WHAT YOU ARE ASKED TO DO: Identify the lines that contain the word "системаси" and copy each one.

···

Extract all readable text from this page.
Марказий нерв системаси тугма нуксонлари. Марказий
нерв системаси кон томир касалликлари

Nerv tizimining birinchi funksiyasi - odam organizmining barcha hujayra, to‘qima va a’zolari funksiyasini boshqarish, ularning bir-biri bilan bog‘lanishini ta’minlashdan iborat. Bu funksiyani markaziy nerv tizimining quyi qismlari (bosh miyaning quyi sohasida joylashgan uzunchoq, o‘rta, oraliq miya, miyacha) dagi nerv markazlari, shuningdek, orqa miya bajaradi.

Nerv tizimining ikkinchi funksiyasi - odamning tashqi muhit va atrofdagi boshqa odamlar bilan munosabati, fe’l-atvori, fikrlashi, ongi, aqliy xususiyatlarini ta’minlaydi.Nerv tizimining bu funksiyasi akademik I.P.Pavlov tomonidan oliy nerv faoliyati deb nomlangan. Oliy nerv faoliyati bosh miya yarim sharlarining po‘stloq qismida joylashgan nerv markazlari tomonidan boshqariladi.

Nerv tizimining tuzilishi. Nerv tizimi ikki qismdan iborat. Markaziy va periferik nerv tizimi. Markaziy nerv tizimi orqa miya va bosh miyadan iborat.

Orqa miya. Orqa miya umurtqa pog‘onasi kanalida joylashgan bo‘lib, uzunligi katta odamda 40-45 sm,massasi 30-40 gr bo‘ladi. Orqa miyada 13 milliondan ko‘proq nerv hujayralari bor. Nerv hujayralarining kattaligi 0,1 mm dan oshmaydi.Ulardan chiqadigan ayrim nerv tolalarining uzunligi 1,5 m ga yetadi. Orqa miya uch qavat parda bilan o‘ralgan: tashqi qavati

···

SOLUTION TO THIS EXERCISE:
Марказий нерв системаси тугма нуксонлари. Марказий
нерв системаси кон томир касалликлари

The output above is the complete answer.